Elasticsearch

SunnyFan大约 12 分钟约 3696 字

Elasticsearch

简介

Elasticsearch 是一个分布式搜索和分析引擎，基于 Lucene 构建，最擅长处理全文搜索、结构化过滤、聚合分析和日志检索。它在业务系统里最常见的两个角色是：做搜索引擎 和 做日志分析 / 可观测性存储。要用好 Elasticsearch，重点不是把数据塞进去，而是理解索引、Mapping、倒排索引、分词器、聚合和分片副本这些核心能力。

特点

1.全文搜索能力强 — 基于倒排索引，适合关键词检索和相关性排序
2.支持结构化分析 — 过滤、排序、聚合、统计都很方便
3.天然分布式 — 支持分片、副本、集群扩展和高可用
4.REST API 友好 — 所有操作几乎都能通过 HTTP 完成
5.生态成熟 — 常与 Kibana、Filebeat、Logstash 搭配使用

实现

核心概念与基础认知

Elasticsearch 与关系型数据库的粗略类比：
- Index：类似数据库
- Document：类似一行记录，但通常是 JSON 文档
- Field：类似列
- Mapping：类似表结构定义
- Shard：索引分片
- Replica：分片副本

几个关键概念：
- text：参与全文搜索，会分词
- keyword：不分词，适合精确过滤和聚合
- _source：原始文档内容
- inverted index：倒排索引，是全文检索的基础

# 查看 ES 集群健康状态
curl http://localhost:9200/_cluster/health?pretty

# 查看节点
curl http://localhost:9200/_cat/nodes?v

# 查看索引列表
curl http://localhost:9200/_cat/indices?v

安装与基础配置（单机示意）

# 下载（示意版本）
wget https://artifacts.elastic.co/downloads/elasticsearch/elasticsearch-8.13.4-linux-x86_64.tar.gz

tar -xzf elasticsearch-8.13.4-linux-x86_64.tar.gz -C /usr/local
mv /usr/local/elasticsearch-8.13.4 /usr/local/elasticsearch

# /usr/local/elasticsearch/config/elasticsearch.yml
cluster.name: sunnyfan-es
node.name: node-1
path.data: /usr/local/elasticsearch/data
path.logs: /usr/local/elasticsearch/logs
network.host: 0.0.0.0
http.port: 9200

discovery.type: single-node

# JVM 堆大小（示意）
# /usr/local/elasticsearch/config/jvm.options.d/custom.options
-Xms1g
-Xmx1g

# 启动前系统参数
echo 'vm.max_map_count=262144' >> /etc/sysctl.conf
sysctl -p

# Elasticsearch 不能用 root 运行
useradd esuser
chown -R esuser:esuser /usr/local/elasticsearch
su - esuser
/usr/local/elasticsearch/bin/elasticsearch -d

索引、Mapping 与文档写入

# 创建索引并定义字段类型
curl -X PUT "http://localhost:9200/products" \
  -H 'Content-Type: application/json' \
  -d '
{
  "settings": {
    "number_of_shards": 1,
    "number_of_replicas": 0
  },
  "mappings": {
    "properties": {
      "title":       { "type": "text" },
      "description": { "type": "text" },
      "price":       { "type": "double" },
      "category":    { "type": "keyword" },
      "tags":        { "type": "keyword" },
      "createdAt":   { "type": "date" }
    }
  }
}'

# 写入文档
curl -X POST "http://localhost:9200/products/_doc/1" \
  -H 'Content-Type: application/json' \
  -d '
{
  "title": "Docker 实战指南",
  "description": "适合后端和运维人员的 Docker 入门与实践",
  "price": 69.9,
  "category": "book",
  "tags": ["docker", "devops"],
  "createdAt": "2026-04-12T09:00:00Z"

· · · · ·

*书面题目 A*: 在这篇 Elasticsearch 介绍中，keyword 类型的字段有什么特点？

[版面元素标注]

· · · · ·

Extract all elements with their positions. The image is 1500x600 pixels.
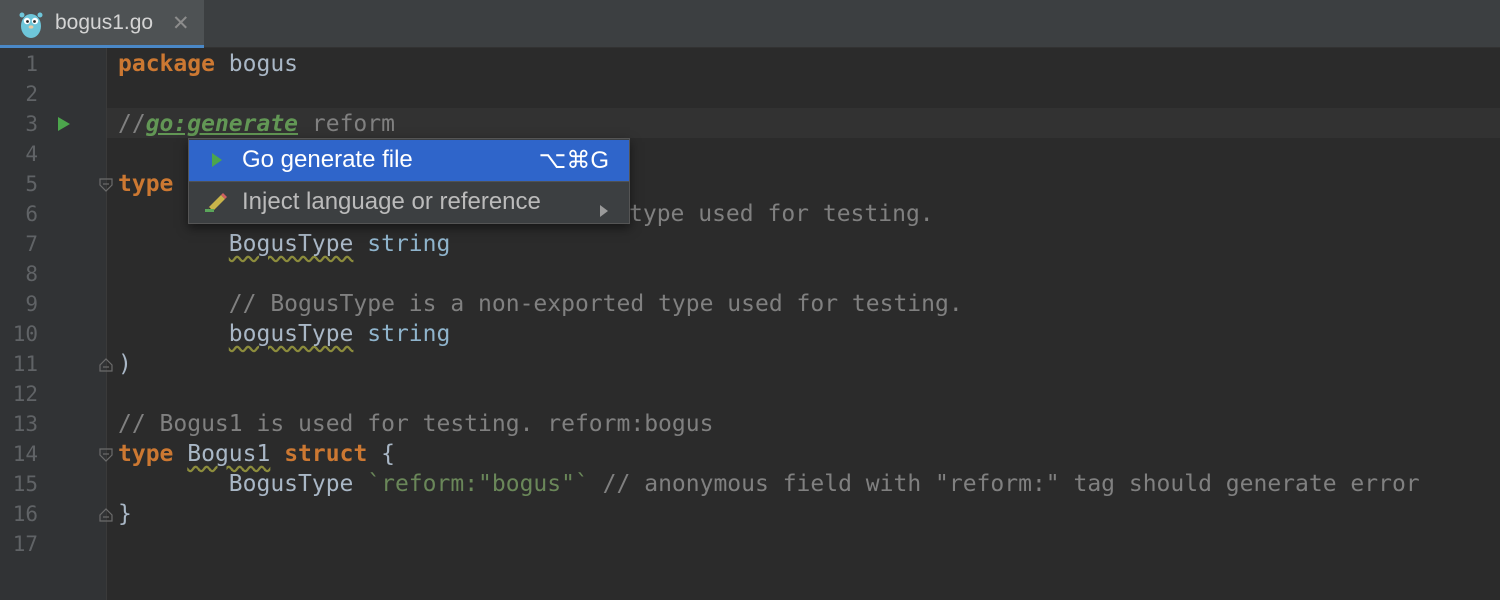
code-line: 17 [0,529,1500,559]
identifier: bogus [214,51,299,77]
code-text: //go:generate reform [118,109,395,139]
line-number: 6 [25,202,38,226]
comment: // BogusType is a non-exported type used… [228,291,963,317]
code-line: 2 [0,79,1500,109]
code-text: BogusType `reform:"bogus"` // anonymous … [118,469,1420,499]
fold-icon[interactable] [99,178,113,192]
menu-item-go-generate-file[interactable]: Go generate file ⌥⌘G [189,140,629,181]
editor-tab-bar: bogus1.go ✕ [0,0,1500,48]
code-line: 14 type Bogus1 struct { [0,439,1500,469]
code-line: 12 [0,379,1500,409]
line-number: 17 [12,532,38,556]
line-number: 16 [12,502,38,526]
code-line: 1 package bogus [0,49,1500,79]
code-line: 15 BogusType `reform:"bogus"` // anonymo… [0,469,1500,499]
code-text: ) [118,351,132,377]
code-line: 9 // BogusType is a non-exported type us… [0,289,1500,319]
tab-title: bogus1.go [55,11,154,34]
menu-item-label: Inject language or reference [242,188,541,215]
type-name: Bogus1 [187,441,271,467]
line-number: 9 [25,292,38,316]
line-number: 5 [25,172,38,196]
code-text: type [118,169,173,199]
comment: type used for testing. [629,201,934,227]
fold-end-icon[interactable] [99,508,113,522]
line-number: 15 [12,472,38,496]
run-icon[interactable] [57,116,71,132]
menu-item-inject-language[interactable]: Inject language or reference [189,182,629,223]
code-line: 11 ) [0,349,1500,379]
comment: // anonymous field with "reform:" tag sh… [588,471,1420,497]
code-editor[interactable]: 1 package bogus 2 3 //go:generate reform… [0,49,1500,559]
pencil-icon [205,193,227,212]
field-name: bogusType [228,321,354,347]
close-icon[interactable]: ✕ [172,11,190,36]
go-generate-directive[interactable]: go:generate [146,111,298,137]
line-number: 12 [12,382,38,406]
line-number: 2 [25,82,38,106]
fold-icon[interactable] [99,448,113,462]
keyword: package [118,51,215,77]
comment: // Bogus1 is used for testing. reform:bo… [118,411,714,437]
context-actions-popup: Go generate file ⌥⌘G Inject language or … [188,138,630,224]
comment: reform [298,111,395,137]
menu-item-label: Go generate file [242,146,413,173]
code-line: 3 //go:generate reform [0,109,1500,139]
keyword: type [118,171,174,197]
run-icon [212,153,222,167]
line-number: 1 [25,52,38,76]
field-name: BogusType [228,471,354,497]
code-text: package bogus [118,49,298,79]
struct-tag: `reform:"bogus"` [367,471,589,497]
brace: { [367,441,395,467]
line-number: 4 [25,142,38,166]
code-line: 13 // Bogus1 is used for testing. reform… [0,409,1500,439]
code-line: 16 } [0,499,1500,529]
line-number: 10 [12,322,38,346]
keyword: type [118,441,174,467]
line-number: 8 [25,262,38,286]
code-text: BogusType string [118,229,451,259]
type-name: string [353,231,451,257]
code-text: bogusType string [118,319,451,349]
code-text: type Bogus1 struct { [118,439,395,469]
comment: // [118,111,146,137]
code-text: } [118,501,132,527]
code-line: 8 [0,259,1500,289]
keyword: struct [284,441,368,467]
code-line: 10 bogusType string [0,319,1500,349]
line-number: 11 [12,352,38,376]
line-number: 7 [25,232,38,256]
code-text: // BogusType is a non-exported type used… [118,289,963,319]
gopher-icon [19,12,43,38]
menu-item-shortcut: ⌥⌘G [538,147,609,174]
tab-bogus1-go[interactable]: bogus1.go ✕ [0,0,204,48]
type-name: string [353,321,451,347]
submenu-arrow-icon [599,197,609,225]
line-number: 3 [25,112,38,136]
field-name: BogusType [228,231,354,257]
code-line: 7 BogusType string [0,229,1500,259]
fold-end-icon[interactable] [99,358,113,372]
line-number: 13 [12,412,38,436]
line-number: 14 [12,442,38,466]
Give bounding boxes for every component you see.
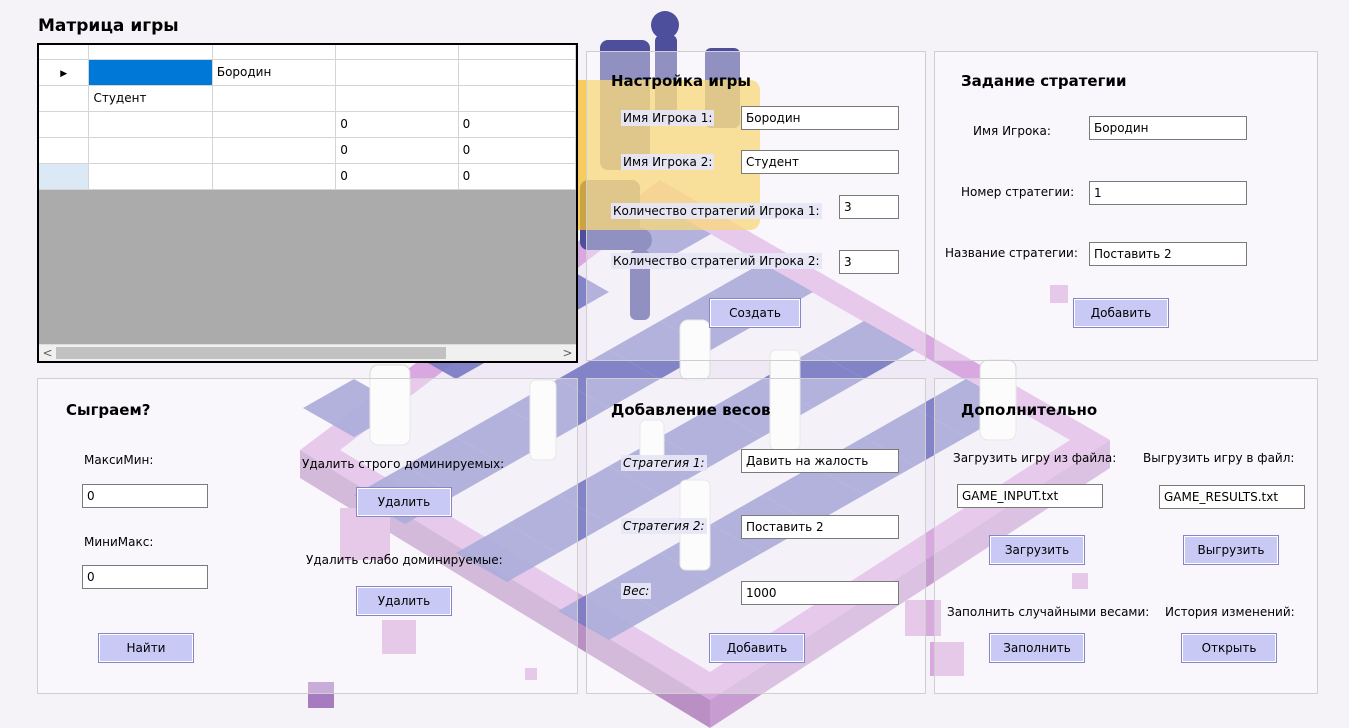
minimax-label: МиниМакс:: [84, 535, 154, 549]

· · · · ·

*书面题目 B*: 请列出条目中所有含有字符串“label”的行。

*输出结果 A*: 不分词，适合精确过滤和聚合。

*输出结果 B*:
menu-item-label: Inject language or reference [242,188,541,215]
menu-item-label: Go generate file [242,146,413,173]
minimax-label: МиниМакс:: [84, 535, 154, 549]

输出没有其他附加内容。